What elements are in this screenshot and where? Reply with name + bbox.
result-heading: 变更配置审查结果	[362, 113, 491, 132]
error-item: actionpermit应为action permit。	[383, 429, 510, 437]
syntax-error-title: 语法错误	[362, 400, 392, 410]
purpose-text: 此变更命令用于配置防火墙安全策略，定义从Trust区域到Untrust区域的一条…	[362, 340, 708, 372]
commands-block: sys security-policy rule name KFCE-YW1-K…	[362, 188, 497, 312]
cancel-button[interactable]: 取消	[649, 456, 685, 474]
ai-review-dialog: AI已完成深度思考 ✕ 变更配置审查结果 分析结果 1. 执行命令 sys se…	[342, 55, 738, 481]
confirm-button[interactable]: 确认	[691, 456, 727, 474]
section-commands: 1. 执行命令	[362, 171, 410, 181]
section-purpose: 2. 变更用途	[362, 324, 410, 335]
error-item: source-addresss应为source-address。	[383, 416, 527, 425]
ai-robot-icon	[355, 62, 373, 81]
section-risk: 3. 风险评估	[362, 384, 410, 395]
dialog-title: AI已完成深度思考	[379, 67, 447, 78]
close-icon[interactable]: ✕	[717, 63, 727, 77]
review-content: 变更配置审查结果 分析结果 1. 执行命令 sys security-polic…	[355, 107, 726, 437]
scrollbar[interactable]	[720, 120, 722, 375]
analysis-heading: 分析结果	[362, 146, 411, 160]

◆ ◆ ◆ ◆ ◆ ◆ ◆

The problem » Would you echo the rows verbatim, beginning at the very first one and stopping after the line that contains "400, 392, 410]", with both of those lines included?

Finished task »
What elements are in this screenshot and where? Reply with name + bbox.
result-heading: 变更配置审查结果	[362, 113, 491, 132]
error-item: actionpermit应为action permit。	[383, 429, 510, 437]
syntax-error-title: 语法错误	[362, 400, 392, 410]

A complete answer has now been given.